Task to carry out:
Report only the number of lines in this material that include "бюджета".

━━━ Exercise materials ━━━

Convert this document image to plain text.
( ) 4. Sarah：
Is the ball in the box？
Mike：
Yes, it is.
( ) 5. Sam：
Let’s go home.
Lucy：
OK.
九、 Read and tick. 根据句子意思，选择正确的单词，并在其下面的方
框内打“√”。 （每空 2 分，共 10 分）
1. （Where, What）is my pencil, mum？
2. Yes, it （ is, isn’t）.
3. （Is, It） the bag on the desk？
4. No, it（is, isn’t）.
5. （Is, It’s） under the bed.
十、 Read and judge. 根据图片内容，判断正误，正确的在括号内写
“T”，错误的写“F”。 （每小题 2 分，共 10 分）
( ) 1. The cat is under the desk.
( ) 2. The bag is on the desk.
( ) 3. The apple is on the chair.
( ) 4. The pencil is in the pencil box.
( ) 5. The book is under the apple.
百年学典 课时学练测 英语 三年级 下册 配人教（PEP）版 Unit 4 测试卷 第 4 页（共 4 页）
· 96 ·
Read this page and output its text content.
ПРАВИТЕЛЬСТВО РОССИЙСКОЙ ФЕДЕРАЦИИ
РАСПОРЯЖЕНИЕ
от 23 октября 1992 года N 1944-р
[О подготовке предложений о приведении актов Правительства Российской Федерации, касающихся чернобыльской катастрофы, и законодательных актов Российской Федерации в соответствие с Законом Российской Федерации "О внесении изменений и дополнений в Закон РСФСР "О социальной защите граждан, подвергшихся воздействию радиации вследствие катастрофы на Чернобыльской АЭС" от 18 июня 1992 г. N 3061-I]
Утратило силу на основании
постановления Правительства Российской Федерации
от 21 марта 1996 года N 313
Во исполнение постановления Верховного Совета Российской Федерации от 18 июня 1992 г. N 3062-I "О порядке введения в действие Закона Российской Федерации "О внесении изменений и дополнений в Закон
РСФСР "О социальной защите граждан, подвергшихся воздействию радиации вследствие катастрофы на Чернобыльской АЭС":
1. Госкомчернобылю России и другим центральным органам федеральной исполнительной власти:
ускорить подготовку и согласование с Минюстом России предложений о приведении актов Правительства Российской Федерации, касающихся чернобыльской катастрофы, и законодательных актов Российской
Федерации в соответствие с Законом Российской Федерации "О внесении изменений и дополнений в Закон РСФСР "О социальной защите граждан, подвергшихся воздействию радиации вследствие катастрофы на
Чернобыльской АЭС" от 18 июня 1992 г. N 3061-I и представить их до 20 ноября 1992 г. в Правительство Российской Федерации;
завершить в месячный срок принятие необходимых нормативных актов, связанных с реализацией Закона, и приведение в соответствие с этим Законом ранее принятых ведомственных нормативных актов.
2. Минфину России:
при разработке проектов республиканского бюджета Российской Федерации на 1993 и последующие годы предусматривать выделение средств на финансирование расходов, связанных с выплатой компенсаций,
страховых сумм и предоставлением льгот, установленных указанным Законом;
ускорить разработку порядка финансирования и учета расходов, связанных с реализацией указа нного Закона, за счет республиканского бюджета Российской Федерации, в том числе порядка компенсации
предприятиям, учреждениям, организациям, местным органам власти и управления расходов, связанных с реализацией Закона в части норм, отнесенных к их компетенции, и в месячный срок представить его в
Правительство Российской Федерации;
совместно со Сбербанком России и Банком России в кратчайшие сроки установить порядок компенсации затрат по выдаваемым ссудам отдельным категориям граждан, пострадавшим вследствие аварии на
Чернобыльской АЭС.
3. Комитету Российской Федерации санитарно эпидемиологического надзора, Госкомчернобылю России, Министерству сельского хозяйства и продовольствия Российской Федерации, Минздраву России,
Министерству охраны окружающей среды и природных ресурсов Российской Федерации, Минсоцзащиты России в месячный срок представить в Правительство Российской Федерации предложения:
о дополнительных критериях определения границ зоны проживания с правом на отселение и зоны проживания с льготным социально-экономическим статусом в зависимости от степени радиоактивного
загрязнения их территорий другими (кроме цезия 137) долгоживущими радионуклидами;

━━━

Exercise solution:
2